Data for the task
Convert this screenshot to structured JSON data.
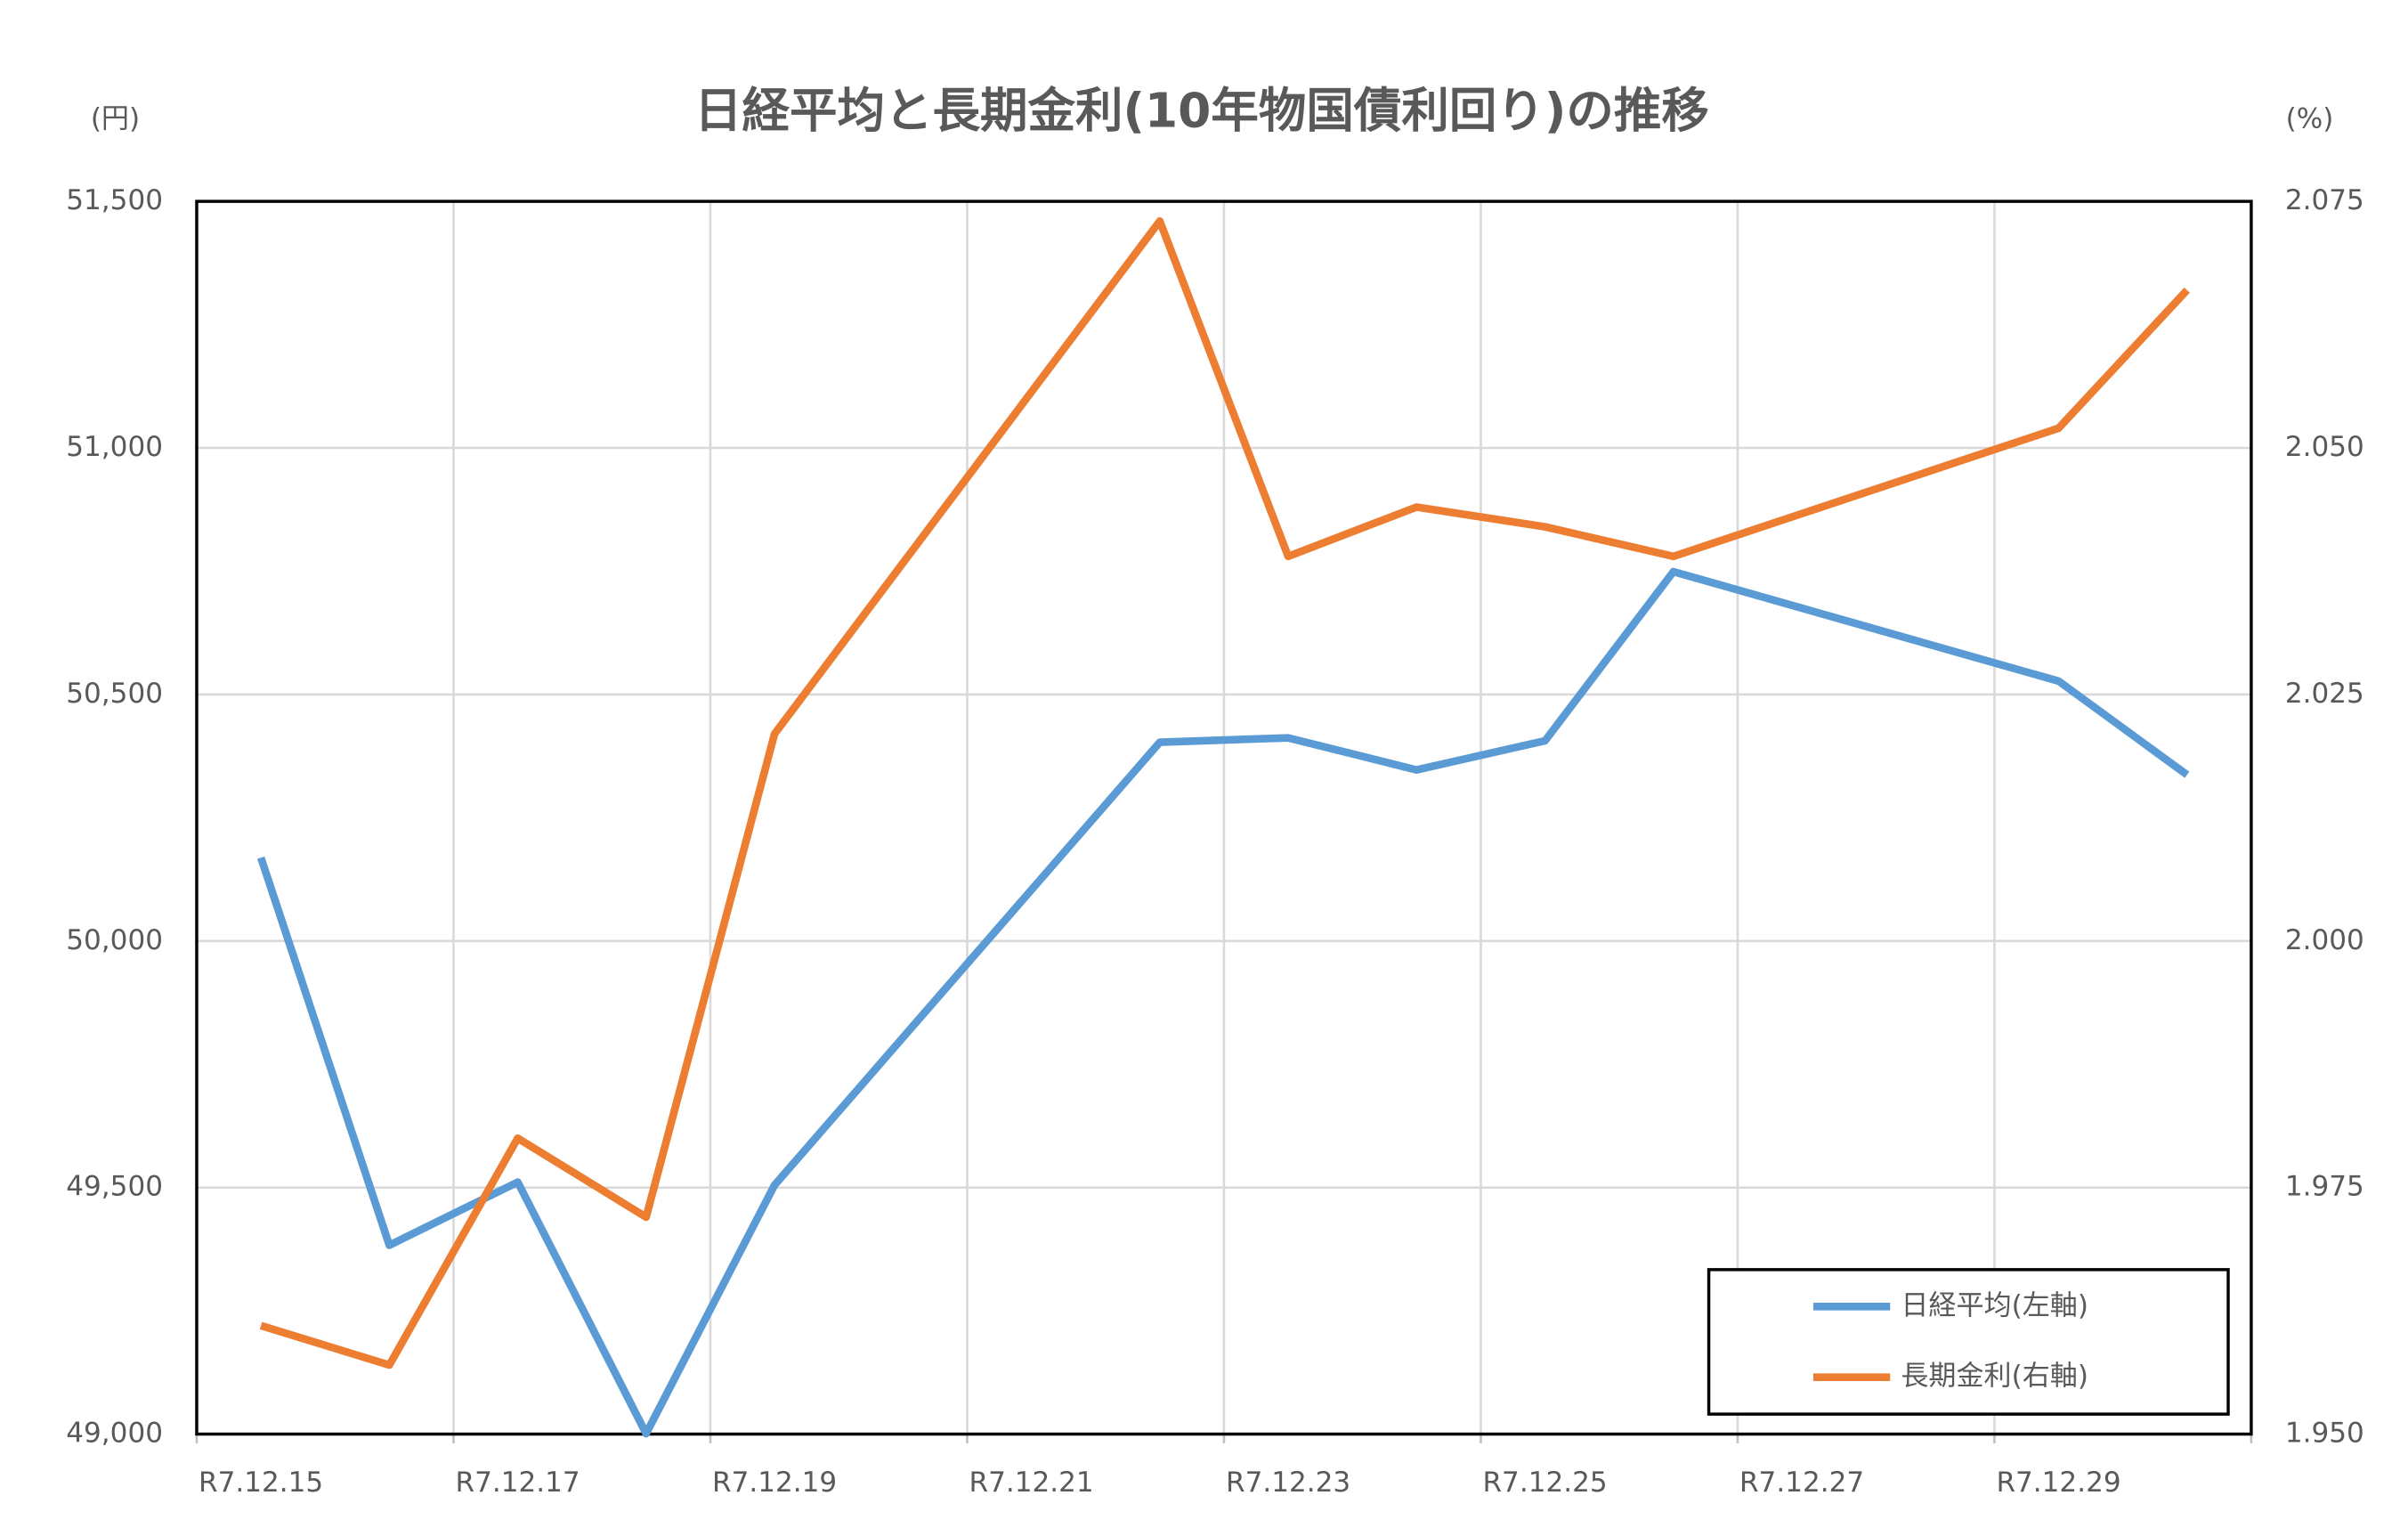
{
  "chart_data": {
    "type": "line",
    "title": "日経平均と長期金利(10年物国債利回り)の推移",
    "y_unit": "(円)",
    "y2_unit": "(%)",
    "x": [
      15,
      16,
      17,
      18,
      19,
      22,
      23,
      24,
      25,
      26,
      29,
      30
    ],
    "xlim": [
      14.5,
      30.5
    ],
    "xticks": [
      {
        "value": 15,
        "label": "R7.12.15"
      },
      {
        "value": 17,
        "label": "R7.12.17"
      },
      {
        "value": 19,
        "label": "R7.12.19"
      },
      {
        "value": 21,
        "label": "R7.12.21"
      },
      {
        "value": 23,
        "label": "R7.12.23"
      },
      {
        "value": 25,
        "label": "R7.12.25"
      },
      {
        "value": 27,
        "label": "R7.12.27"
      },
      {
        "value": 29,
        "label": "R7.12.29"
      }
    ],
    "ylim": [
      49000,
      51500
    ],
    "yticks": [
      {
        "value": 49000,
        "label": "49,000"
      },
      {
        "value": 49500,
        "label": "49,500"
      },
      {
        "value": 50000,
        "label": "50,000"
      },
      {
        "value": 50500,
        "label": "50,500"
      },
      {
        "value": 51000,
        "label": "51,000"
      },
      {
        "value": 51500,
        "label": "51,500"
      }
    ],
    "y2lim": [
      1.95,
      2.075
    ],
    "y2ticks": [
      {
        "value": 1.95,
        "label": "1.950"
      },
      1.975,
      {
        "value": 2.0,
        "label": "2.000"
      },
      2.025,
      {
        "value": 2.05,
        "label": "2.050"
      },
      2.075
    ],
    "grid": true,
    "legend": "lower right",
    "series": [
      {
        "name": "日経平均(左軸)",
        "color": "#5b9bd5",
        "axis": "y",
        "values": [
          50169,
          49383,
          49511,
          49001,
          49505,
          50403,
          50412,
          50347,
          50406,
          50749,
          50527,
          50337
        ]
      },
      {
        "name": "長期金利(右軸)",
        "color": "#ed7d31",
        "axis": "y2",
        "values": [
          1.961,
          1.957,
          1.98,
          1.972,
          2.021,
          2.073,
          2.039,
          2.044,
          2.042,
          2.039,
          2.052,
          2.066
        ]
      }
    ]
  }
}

* * *

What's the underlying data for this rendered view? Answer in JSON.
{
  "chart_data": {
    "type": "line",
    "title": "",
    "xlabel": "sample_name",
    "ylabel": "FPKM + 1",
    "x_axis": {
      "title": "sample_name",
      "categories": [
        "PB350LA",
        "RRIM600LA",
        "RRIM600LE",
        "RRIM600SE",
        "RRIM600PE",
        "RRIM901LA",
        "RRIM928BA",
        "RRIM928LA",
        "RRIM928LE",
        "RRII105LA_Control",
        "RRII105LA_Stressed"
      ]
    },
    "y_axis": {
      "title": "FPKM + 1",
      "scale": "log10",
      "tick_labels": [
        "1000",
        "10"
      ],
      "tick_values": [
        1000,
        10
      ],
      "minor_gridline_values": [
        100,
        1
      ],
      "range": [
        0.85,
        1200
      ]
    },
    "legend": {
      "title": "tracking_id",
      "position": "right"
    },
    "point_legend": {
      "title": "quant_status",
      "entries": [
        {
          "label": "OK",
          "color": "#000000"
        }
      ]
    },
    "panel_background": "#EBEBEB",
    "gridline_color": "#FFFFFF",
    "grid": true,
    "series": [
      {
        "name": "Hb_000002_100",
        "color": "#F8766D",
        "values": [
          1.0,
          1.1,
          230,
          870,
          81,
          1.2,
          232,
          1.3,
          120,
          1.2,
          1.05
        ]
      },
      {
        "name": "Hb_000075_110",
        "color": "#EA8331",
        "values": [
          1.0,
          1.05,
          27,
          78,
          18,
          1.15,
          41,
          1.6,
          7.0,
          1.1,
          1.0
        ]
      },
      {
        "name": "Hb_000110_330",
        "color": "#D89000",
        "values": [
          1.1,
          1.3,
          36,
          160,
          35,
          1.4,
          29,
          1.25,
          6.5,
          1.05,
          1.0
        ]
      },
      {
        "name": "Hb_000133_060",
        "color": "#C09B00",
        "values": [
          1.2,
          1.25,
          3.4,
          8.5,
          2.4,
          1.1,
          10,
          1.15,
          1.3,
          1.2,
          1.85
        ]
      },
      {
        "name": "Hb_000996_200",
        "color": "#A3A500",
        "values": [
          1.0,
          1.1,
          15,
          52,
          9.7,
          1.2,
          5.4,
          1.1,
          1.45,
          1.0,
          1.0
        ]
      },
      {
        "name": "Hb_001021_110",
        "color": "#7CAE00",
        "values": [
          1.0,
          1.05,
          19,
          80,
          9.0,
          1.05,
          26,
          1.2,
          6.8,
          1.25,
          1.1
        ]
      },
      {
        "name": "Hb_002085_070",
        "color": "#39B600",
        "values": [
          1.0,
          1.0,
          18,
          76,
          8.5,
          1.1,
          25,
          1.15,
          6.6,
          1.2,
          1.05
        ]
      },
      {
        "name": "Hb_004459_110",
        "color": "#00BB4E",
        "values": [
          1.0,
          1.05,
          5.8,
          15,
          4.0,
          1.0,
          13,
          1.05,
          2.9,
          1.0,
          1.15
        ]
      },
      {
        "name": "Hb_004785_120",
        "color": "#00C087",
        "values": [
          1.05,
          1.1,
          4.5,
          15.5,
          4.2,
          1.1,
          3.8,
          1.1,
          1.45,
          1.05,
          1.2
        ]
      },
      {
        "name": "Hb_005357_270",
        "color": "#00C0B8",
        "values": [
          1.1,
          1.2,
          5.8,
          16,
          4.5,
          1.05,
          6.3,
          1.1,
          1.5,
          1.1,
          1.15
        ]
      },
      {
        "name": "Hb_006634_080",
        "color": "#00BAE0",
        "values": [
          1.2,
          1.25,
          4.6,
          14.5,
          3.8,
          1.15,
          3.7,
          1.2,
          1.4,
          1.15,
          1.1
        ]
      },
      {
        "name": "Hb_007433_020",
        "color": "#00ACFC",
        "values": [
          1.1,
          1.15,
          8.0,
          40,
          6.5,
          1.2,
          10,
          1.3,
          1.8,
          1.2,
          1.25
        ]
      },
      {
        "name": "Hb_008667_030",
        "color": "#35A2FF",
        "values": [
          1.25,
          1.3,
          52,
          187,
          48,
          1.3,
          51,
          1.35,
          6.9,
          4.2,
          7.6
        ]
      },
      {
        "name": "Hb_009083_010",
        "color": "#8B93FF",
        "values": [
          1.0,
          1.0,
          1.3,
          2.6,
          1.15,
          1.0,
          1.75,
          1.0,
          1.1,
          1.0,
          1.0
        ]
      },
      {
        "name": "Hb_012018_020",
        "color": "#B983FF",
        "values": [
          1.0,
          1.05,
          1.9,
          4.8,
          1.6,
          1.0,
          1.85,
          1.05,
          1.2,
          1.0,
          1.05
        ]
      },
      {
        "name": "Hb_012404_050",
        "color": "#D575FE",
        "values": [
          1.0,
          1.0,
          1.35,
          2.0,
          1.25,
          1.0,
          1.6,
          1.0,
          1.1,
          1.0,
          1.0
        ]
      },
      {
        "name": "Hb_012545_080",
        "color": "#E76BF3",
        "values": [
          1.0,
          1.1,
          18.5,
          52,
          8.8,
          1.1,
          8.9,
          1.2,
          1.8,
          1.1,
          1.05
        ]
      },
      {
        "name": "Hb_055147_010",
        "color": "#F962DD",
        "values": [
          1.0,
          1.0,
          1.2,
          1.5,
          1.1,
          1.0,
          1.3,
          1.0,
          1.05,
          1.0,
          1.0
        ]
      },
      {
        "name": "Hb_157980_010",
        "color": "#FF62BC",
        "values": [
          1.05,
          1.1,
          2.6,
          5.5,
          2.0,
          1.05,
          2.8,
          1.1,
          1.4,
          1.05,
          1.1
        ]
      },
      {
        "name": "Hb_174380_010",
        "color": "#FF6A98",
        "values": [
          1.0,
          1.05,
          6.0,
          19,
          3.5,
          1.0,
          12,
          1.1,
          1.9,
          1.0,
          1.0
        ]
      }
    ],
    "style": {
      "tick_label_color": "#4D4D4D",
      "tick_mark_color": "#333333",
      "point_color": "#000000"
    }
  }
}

Request
Pick out all lines from the data above in which the word "this" appears.

Solution to the exercise
Convert this screenshot to structured JSON data.
What's the underlying data for this rendered view? Answer in JSON.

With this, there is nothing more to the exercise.